== DATA SHOWN ==
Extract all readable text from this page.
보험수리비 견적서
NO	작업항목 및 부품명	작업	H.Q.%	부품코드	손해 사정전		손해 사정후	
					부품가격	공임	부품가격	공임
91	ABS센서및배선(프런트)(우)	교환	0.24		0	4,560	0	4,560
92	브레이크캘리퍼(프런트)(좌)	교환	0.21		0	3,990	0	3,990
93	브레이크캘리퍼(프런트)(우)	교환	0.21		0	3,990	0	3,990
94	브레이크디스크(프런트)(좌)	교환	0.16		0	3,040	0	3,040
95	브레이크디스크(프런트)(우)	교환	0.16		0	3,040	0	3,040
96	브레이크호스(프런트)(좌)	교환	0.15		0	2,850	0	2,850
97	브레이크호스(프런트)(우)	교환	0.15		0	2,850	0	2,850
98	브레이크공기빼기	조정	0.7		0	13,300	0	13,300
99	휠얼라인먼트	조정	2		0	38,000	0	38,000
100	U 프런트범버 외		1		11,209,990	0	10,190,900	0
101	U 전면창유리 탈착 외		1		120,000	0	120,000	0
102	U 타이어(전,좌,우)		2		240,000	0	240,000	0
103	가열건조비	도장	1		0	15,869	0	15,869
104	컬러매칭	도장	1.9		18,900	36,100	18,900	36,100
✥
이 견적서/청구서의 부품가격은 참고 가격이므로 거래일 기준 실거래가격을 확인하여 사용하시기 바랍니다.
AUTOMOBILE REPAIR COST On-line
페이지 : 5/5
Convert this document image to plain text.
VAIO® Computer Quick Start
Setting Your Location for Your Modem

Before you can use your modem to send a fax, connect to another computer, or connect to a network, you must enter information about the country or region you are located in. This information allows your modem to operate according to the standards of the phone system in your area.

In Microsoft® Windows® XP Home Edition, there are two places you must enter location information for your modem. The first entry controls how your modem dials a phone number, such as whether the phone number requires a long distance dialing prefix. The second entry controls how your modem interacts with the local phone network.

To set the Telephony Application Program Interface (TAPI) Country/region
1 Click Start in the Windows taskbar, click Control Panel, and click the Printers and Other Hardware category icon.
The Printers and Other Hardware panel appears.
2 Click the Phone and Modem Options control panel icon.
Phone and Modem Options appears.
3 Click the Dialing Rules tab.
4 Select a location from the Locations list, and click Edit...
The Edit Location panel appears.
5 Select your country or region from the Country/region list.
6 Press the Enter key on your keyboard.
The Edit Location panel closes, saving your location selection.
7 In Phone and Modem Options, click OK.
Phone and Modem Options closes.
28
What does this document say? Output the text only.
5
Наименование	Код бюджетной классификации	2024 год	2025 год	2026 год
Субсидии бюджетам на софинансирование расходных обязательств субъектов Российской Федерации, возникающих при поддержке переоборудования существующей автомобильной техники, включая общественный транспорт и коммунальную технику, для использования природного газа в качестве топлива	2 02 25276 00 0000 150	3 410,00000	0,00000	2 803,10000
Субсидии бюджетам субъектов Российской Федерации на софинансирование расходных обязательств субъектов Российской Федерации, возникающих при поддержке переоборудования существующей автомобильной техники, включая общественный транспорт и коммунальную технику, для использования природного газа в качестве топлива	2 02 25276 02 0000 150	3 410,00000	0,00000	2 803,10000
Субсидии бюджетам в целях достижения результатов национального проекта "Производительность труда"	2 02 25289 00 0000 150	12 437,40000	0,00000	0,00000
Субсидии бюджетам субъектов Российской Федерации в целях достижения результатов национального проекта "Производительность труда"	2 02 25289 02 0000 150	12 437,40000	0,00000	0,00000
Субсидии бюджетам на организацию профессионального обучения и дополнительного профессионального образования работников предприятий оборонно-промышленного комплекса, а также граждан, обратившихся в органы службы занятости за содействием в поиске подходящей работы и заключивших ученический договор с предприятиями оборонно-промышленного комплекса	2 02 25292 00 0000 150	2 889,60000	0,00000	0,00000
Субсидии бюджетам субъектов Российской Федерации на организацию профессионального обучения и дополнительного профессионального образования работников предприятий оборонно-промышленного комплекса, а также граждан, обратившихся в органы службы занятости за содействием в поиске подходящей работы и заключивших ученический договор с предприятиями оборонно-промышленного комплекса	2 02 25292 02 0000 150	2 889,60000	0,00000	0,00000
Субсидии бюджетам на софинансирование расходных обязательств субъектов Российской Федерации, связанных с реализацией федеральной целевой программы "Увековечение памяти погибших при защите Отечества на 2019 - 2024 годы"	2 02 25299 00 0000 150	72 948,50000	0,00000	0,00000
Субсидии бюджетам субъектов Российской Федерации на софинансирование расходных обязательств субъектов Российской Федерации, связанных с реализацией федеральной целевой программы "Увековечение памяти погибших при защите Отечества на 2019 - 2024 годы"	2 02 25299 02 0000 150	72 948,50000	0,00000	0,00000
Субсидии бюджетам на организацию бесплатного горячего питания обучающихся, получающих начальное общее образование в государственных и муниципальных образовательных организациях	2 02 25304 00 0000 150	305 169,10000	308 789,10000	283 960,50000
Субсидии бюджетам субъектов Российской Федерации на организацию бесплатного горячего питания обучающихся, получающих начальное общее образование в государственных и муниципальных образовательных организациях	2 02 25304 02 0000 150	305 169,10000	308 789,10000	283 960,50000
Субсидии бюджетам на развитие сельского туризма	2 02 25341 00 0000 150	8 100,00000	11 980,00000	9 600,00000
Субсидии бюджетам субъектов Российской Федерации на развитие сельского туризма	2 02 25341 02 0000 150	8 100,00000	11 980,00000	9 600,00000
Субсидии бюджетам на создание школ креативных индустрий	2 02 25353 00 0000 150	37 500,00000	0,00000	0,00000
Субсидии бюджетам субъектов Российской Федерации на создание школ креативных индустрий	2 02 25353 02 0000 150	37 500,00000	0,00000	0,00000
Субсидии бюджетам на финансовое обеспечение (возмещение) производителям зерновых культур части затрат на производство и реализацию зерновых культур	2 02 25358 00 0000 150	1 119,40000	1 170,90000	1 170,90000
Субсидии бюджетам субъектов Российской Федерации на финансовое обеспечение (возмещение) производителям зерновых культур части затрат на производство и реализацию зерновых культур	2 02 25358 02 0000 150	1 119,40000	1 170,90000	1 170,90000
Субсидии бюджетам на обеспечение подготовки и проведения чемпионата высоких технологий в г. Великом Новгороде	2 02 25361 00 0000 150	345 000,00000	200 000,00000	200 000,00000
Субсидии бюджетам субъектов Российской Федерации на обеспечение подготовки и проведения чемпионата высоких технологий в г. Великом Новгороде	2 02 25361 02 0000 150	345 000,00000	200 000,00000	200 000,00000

== TASK INSTRUCTIONS ==
Show the lines of the records that contain the word "индустрий".

== TASK SOLUTION ==
Субсидии бюджетам на создание школ креативных индустрий	2 02 25353 00 0000 150	37 500,00000	0,00000	0,00000
Субсидии бюджетам субъектов Российской Федерации на создание школ креативных индустрий	2 02 25353 02 0000 150	37 500,00000	0,00000	0,00000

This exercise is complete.